═══ Given records
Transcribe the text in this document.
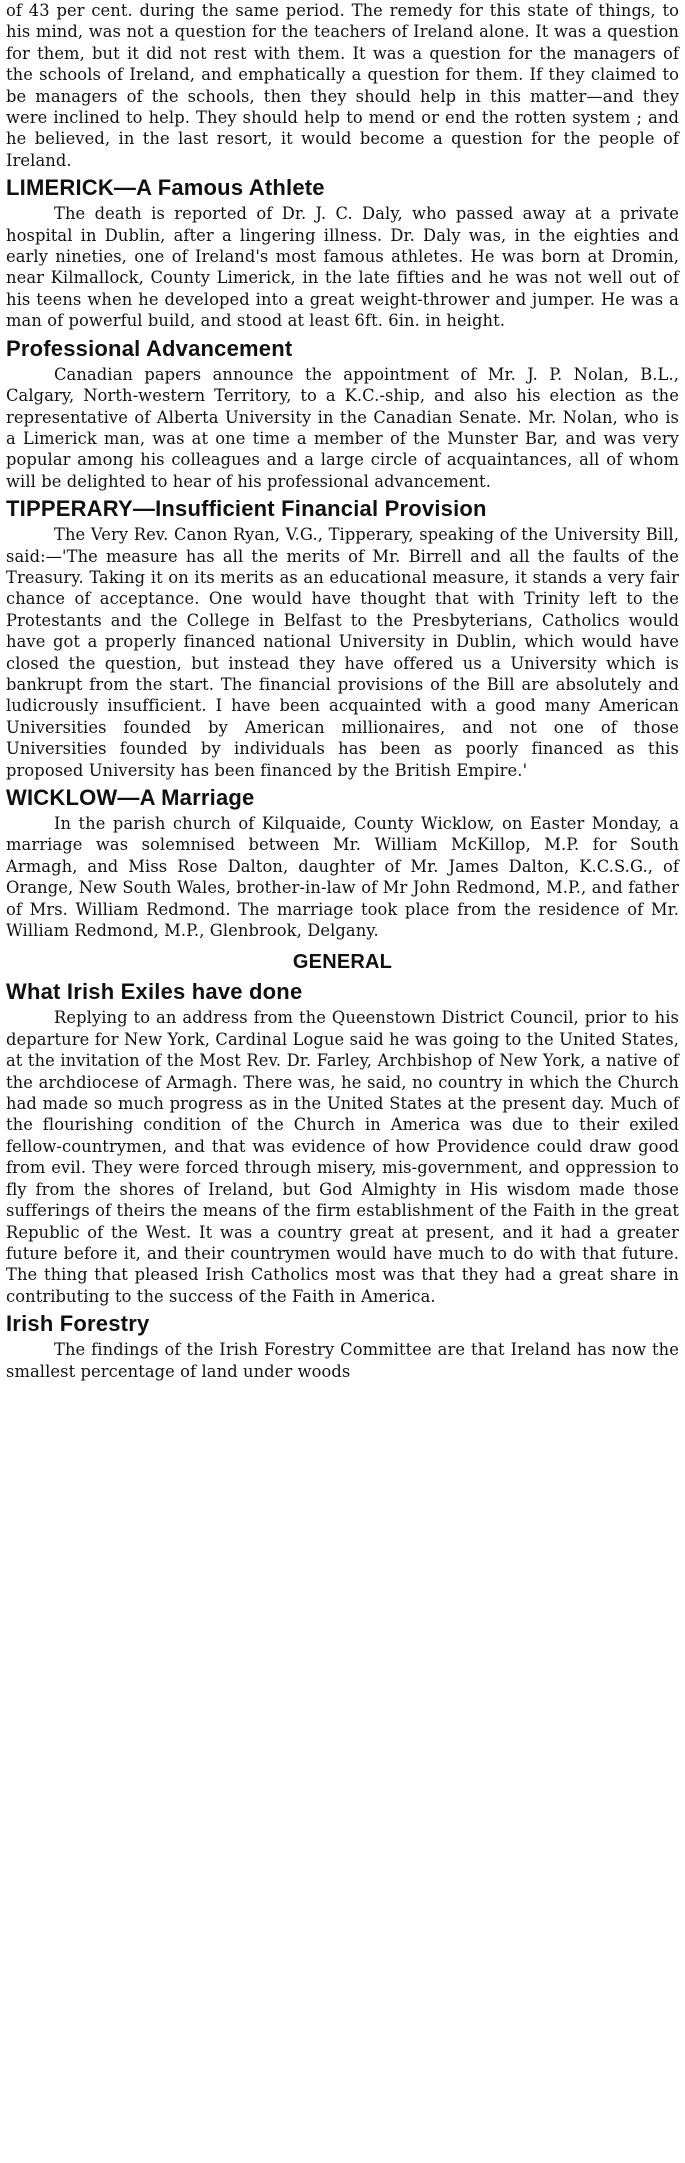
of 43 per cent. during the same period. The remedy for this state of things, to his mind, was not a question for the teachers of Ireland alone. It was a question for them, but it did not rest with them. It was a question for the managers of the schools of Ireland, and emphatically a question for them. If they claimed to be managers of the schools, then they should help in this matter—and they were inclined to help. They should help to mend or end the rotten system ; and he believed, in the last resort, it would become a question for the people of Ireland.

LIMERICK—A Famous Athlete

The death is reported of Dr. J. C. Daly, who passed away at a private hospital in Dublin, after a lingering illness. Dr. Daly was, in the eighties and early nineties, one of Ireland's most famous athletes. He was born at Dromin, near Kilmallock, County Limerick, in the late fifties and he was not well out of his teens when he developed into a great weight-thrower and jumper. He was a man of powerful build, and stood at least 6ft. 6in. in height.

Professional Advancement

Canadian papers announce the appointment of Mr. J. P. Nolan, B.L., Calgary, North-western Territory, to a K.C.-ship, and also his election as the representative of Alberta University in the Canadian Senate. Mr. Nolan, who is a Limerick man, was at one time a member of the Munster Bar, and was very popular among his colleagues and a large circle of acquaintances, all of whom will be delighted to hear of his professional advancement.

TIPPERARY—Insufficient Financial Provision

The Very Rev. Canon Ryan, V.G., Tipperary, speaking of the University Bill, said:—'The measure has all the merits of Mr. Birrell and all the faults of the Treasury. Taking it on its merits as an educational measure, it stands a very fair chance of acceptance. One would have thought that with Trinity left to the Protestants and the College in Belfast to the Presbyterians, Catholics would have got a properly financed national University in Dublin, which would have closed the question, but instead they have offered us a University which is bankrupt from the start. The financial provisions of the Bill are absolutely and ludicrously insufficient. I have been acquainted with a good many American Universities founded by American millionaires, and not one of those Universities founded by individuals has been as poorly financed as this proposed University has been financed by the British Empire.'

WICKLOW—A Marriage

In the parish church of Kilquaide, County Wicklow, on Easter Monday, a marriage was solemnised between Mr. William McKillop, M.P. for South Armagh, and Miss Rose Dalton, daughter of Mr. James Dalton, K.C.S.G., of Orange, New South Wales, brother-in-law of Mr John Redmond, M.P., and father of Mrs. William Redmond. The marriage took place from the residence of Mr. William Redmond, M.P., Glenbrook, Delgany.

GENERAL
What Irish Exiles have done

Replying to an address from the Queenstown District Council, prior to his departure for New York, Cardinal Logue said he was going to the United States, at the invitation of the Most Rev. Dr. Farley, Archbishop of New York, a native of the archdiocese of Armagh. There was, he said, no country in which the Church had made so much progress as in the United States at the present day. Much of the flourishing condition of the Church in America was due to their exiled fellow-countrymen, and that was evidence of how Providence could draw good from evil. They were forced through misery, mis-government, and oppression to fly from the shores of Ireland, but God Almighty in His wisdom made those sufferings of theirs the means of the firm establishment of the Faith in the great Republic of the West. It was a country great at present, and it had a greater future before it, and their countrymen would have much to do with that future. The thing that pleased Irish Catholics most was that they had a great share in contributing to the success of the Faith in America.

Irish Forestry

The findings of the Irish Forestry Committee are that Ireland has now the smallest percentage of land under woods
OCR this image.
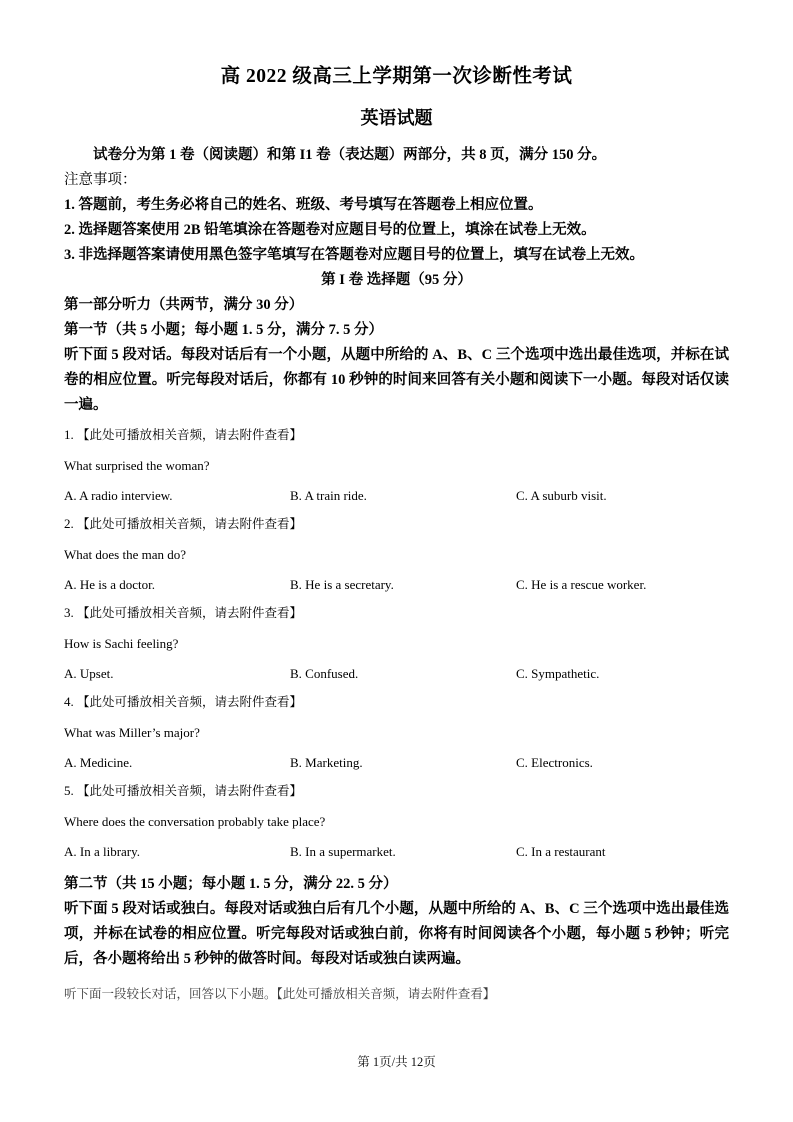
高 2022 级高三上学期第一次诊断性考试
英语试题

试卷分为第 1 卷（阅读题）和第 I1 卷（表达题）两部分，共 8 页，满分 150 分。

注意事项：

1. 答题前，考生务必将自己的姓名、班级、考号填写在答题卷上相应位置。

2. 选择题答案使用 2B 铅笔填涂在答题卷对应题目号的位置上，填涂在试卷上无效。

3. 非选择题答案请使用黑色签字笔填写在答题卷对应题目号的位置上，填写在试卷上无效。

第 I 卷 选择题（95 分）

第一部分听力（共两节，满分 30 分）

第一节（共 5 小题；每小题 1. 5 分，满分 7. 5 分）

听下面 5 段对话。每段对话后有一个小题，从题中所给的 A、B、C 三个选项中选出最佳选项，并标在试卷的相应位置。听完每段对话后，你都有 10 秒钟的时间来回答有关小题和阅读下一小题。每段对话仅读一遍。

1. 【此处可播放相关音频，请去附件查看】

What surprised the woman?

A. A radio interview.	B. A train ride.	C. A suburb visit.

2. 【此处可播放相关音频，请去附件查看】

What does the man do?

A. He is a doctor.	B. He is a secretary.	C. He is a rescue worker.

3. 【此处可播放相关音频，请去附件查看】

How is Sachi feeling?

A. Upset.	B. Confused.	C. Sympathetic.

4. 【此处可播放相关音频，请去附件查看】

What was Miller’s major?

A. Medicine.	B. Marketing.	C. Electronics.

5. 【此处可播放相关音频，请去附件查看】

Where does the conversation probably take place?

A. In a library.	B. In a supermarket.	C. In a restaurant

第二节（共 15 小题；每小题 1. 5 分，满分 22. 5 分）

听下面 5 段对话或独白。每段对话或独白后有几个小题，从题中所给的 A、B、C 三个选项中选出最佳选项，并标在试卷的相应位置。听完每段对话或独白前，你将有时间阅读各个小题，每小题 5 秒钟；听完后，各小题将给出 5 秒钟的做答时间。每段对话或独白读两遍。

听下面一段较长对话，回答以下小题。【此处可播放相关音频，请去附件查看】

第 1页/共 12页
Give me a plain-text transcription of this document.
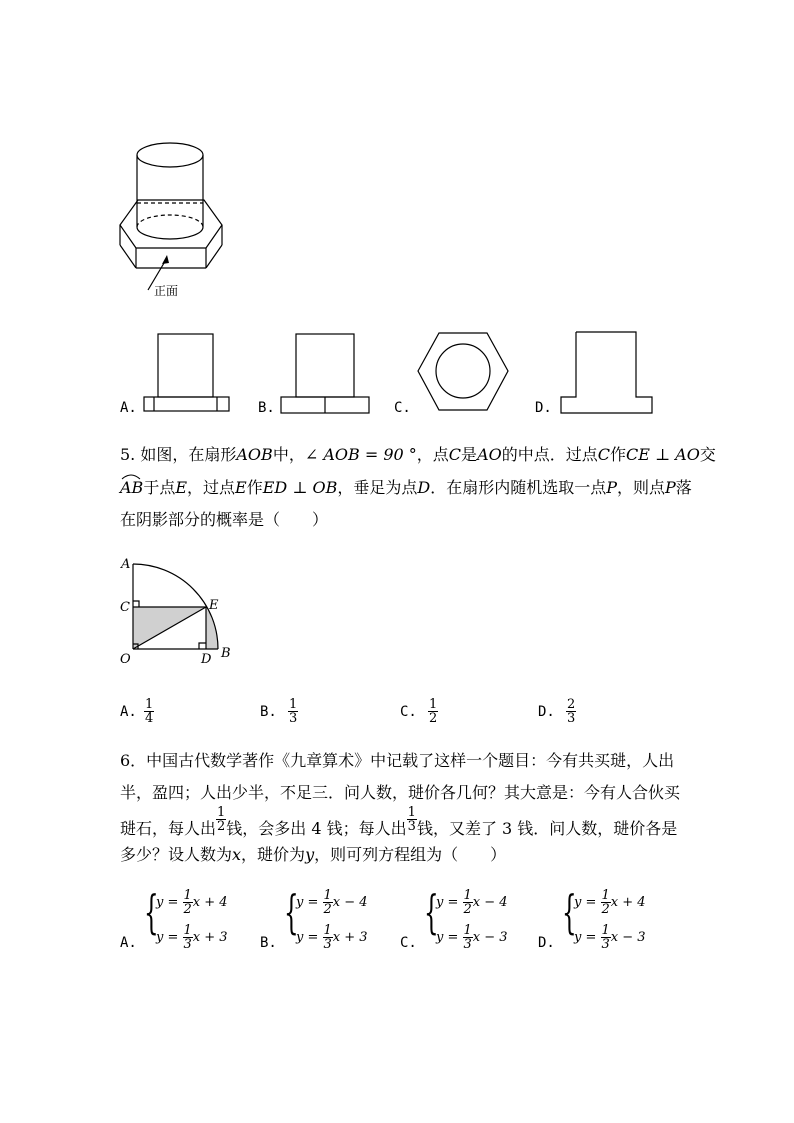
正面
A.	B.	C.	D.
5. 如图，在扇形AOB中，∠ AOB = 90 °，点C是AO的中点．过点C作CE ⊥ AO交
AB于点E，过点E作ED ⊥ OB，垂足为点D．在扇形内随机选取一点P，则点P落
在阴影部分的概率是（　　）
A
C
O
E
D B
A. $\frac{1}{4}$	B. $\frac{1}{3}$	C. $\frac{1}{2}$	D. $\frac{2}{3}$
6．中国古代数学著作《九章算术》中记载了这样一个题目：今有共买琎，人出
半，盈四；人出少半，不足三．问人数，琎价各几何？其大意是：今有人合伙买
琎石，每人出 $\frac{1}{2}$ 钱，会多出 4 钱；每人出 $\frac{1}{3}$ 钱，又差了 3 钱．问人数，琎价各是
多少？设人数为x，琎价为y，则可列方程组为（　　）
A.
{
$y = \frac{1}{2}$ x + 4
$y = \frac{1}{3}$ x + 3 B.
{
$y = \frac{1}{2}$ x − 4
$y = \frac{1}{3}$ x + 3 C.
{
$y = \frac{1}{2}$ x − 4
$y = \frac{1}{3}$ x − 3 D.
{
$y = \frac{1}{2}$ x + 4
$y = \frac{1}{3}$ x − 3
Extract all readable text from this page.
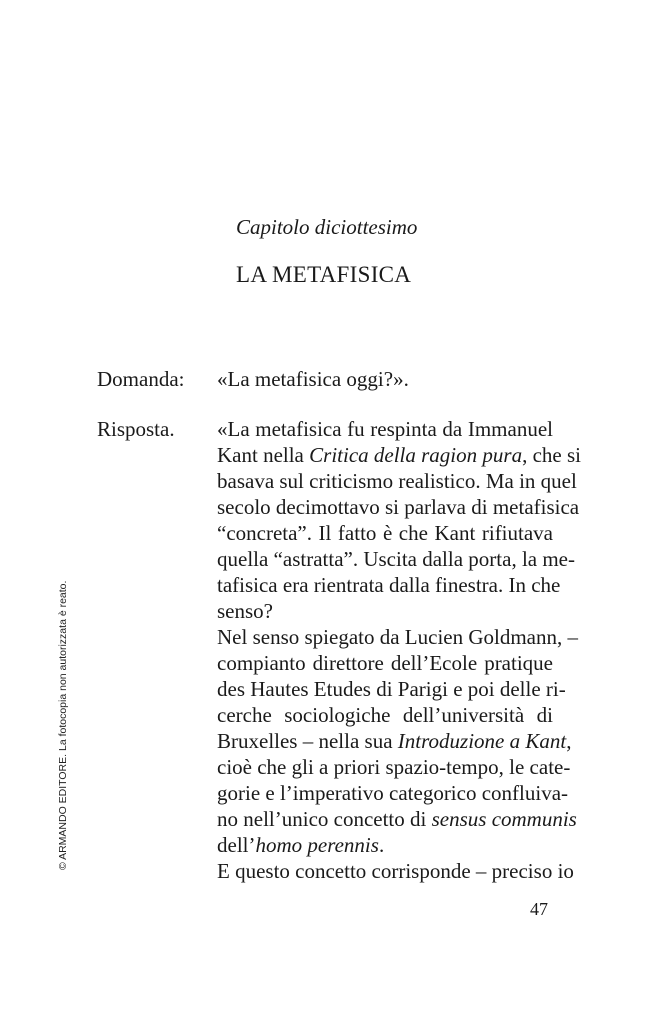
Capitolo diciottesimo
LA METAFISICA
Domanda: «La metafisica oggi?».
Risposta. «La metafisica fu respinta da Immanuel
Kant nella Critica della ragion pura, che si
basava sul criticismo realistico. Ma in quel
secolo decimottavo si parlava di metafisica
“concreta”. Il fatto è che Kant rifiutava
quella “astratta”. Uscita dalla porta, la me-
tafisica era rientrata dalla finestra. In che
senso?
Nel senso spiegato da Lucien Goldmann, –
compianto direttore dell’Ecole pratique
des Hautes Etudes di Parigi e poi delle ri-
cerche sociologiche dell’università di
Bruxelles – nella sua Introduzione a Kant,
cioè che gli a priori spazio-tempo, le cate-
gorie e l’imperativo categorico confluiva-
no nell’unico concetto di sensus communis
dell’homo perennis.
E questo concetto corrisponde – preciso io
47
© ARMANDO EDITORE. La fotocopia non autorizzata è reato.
══════
Give the number of lines in the entries that include the string "senso", and nothing more.

## Finished answer
2